> [TASK PROMPT]: Reproduce all records exactly.

> [Items from a figure collection]:
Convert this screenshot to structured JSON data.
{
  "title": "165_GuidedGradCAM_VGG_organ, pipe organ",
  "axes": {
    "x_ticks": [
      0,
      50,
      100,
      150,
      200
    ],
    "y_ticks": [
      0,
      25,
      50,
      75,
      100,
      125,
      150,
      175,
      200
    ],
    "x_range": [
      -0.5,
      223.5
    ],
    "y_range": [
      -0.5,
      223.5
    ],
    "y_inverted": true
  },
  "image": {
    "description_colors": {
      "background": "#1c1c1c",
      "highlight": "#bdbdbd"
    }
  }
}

> [FULL RESPONSE]:
Convert this screenshot to structured JSON data.
{
  "title": "165_GuidedGradCAM_VGG_organ, pipe organ",
  "axes": {
    "x_ticks": [
      0,
      50,
      100,
      150,
      200
    ],
    "y_ticks": [
      0,
      25,
      50,
      75,
      100,
      125,
      150,
      175,
      200
    ],
    "x_range": [
      -0.5,
      223.5
    ],
    "y_range": [
      -0.5,
      223.5
    ],
    "y_inverted": true
  },
  "image": {
    "description_colors": {
      "background": "#1c1c1c",
      "highlight": "#bdbdbd"
    }
  }
}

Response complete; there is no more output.